• **Material supplied**
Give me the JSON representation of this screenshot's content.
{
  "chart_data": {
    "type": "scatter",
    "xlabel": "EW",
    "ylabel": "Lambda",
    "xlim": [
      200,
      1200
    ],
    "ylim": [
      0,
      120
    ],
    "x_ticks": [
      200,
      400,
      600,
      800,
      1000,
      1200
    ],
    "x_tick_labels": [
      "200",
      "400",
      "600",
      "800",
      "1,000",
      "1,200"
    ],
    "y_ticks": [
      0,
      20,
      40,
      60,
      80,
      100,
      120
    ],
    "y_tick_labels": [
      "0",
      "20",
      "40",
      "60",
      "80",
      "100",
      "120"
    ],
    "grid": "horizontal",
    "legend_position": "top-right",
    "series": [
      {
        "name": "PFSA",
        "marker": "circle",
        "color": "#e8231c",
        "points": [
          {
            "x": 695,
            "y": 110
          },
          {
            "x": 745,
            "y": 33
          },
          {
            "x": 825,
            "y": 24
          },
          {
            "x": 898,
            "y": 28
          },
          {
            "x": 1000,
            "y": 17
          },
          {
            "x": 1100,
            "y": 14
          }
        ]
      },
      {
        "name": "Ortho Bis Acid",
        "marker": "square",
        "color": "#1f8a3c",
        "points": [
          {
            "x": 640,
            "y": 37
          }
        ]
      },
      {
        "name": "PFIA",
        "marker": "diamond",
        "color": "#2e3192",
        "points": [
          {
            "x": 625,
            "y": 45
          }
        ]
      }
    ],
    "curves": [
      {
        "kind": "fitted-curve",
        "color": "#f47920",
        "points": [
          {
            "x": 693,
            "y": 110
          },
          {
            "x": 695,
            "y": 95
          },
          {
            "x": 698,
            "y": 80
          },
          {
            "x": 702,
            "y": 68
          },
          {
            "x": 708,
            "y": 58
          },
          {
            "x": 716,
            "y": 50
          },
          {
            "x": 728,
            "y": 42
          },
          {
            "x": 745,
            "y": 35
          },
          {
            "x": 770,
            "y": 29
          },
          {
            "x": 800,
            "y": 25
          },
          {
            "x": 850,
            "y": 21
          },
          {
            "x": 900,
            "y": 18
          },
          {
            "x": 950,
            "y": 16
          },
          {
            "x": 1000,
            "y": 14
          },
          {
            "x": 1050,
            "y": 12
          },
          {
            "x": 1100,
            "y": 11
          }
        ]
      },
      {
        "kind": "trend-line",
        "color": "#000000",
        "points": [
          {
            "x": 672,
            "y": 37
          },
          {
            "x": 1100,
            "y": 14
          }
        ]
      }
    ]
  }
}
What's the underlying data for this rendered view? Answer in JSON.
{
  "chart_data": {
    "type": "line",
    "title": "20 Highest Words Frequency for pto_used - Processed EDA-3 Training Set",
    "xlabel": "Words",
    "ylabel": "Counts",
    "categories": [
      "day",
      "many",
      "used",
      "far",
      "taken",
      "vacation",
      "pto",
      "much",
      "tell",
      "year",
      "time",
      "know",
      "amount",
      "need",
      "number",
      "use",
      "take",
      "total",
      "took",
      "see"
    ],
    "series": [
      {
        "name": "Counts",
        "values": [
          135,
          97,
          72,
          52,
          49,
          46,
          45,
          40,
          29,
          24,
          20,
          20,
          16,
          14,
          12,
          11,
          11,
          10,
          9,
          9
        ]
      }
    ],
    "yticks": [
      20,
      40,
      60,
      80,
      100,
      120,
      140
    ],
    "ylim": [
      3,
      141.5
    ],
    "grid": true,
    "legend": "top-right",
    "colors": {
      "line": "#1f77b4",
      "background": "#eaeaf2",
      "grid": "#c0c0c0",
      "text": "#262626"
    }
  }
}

• **What the exercise asks**
Retype the data exactly as given.

• **Worked solution**
Give me the JSON representation of this screenshot's content.
{
  "chart_data": {
    "type": "scatter",
    "xlabel": "EW",
    "ylabel": "Lambda",
    "xlim": [
      200,
      1200
    ],
    "ylim": [
      0,
      120
    ],
    "x_ticks": [
      200,
      400,
      600,
      800,
      1000,
      1200
    ],
    "x_tick_labels": [
      "200",
      "400",
      "600",
      "800",
      "1,000",
      "1,200"
    ],
    "y_ticks": [
      0,
      20,
      40,
      60,
      80,
      100,
      120
    ],
    "y_tick_labels": [
      "0",
      "20",
      "40",
      "60",
      "80",
      "100",
      "120"
    ],
    "grid": "horizontal",
    "legend_position": "top-right",
    "series": [
      {
        "name": "PFSA",
        "marker": "circle",
        "color": "#e8231c",
        "points": [
          {
            "x": 695,
            "y": 110
          },
          {
            "x": 745,
            "y": 33
          },
          {
            "x": 825,
            "y": 24
          },
          {
            "x": 898,
            "y": 28
          },
          {
            "x": 1000,
            "y": 17
          },
          {
            "x": 1100,
            "y": 14
          }
        ]
      },
      {
        "name": "Ortho Bis Acid",
        "marker": "square",
        "color": "#1f8a3c",
        "points": [
          {
            "x": 640,
            "y": 37
          }
        ]
      },
      {
        "name": "PFIA",
        "marker": "diamond",
        "color": "#2e3192",
        "points": [
          {
            "x": 625,
            "y": 45
          }
        ]
      }
    ],
    "curves": [
      {
        "kind": "fitted-curve",
        "color": "#f47920",
        "points": [
          {
            "x": 693,
            "y": 110
          },
          {
            "x": 695,
            "y": 95
          },
          {
            "x": 698,
            "y": 80
          },
          {
            "x": 702,
            "y": 68
          },
          {
            "x": 708,
            "y": 58
          },
          {
            "x": 716,
            "y": 50
          },
          {
            "x": 728,
            "y": 42
          },
          {
            "x": 745,
            "y": 35
          },
          {
            "x": 770,
            "y": 29
          },
          {
            "x": 800,
            "y": 25
          },
          {
            "x": 850,
            "y": 21
          },
          {
            "x": 900,
            "y": 18
          },
          {
            "x": 950,
            "y": 16
          },
          {
            "x": 1000,
            "y": 14
          },
          {
            "x": 1050,
            "y": 12
          },
          {
            "x": 1100,
            "y": 11
          }
        ]
      },
      {
        "kind": "trend-line",
        "color": "#000000",
        "points": [
          {
            "x": 672,
            "y": 37
          },
          {
            "x": 1100,
            "y": 14
          }
        ]
      }
    ]
  }
}
What's the underlying data for this rendered view? Answer in JSON.
{
  "chart_data": {
    "type": "line",
    "title": "20 Highest Words Frequency for pto_used - Processed EDA-3 Training Set",
    "xlabel": "Words",
    "ylabel": "Counts",
    "categories": [
      "day",
      "many",
      "used",
      "far",
      "taken",
      "vacation",
      "pto",
      "much",
      "tell",
      "year",
      "time",
      "know",
      "amount",
      "need",
      "number",
      "use",
      "take",
      "total",
      "took",
      "see"
    ],
    "series": [
      {
        "name": "Counts",
        "values": [
          135,
          97,
          72,
          52,
          49,
          46,
          45,
          40,
          29,
          24,
          20,
          20,
          16,
          14,
          12,
          11,
          11,
          10,
          9,
          9
        ]
      }
    ],
    "yticks": [
      20,
      40,
      60,
      80,
      100,
      120,
      140
    ],
    "ylim": [
      3,
      141.5
    ],
    "grid": true,
    "legend": "top-right",
    "colors": {
      "line": "#1f77b4",
      "background": "#eaeaf2",
      "grid": "#c0c0c0",
      "text": "#262626"
    }
  }
}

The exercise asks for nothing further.